> Sasaran Tugas
1) Salin tanpa perubahan sebagian berita kebakaran, dimulai dari "Seperti dialami delapan" dan berlanjut hingga "isolasi RSUD Bima.".
2) Jawablah pertanyaan berikut berdasarkan berita kebakaran.
(a) Di rumah sakit mana para korban mendapat perawatan?
(b) Berapa orang korban yang hingga Selasa (14/8) siang masih mendapat perawatan intensif?
(c) Berapa jumlah uang pribadi yang sudah dikeluarkan Aminah untuk membeli obat?

Bima, (SM).- Sudah
menanggung penderitaan, para korban kebakaran mobil pick-up pengangkut BBM di
Desa Talabiu Kecamatan Woha, harus pula menguras isi dompet untuk membiayai
pengobatan selama perawatan medis di RSUD Bima.
Seperti dialami delapan orang
korban yang hingga Selasa (14/8) siang masih mendapat perawatan intensif di
Rumah Sakit (RS) setempat. Bahkan keluarga korban patungan dengan keluarga lain
untuk memenuhi biaya resep dokter. “Mulai kemarin sampai hari ini (kemarin)
saya sudah dua kali membeli obat di apotik menggunakan uang pribadi. Sudah
Rp205 ribu uang saya keluarkan,” aku Aminah, ibu korban Fahmi di ruang rawat
isolasi RSUD Bima.

> Butir Data
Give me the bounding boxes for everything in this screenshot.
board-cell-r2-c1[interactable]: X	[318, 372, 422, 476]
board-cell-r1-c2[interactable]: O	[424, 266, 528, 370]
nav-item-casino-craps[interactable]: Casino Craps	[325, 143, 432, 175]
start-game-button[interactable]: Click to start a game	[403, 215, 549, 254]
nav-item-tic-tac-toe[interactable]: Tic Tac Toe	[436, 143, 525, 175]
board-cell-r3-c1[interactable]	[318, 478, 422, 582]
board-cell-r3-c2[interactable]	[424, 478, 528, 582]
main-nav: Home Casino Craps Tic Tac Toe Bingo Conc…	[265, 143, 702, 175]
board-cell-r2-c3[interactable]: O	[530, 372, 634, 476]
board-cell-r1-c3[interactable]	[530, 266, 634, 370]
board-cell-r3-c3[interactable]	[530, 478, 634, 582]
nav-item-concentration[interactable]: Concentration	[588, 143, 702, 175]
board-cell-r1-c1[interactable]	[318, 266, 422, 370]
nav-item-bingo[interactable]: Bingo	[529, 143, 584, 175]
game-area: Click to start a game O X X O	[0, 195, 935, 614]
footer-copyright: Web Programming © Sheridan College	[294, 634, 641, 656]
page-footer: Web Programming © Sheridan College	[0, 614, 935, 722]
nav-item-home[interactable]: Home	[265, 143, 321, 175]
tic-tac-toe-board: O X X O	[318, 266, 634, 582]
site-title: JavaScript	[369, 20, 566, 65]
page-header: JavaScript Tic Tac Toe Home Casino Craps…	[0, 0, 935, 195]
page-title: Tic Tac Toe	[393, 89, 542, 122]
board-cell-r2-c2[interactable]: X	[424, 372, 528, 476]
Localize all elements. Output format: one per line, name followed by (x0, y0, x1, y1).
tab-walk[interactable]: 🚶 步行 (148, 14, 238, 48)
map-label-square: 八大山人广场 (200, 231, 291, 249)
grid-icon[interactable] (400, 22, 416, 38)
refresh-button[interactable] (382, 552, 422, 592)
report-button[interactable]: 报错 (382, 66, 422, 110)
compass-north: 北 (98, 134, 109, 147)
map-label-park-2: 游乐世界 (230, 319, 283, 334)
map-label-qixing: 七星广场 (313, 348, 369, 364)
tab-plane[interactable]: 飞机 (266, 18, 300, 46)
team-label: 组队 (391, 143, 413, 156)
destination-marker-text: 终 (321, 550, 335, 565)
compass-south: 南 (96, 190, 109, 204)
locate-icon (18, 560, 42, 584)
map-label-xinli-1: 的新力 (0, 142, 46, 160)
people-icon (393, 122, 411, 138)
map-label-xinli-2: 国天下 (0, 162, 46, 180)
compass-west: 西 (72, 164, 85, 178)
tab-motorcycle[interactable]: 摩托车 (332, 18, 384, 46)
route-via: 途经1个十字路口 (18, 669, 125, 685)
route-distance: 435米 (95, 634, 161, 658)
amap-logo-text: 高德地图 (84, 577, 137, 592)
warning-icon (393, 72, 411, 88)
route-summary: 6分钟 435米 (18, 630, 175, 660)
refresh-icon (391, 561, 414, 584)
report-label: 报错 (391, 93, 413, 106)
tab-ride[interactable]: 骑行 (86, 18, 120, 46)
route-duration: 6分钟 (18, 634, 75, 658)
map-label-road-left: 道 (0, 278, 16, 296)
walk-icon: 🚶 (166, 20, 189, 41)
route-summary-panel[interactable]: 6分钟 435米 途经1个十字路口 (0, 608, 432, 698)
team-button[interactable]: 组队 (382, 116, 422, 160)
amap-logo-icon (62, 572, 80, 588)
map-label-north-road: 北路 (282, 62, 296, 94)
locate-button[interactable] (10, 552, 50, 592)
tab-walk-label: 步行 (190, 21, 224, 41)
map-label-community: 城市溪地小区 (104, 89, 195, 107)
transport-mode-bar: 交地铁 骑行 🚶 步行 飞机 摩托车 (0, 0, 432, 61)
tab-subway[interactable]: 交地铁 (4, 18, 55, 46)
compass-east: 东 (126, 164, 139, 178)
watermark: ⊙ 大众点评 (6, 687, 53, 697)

> Keluaran yang Diharapkan
1)
Seperti dialami delapan orang
korban yang hingga Selasa (14/8) siang masih mendapat perawatan intensif di
Rumah Sakit (RS) setempat. Bahkan keluarga korban patungan dengan keluarga lain
untuk memenuhi biaya resep dokter. “Mulai kemarin sampai hari ini (kemarin)
saya sudah dua kali membeli obat di apotik menggunakan uang pribadi. Sudah
Rp205 ribu uang saya keluarkan,” aku Aminah, ibu korban Fahmi di ruang rawat
isolasi RSUD Bima.

2)
(a) RSUD Bima
(b) Delapan orang
(c) Rp205 ribu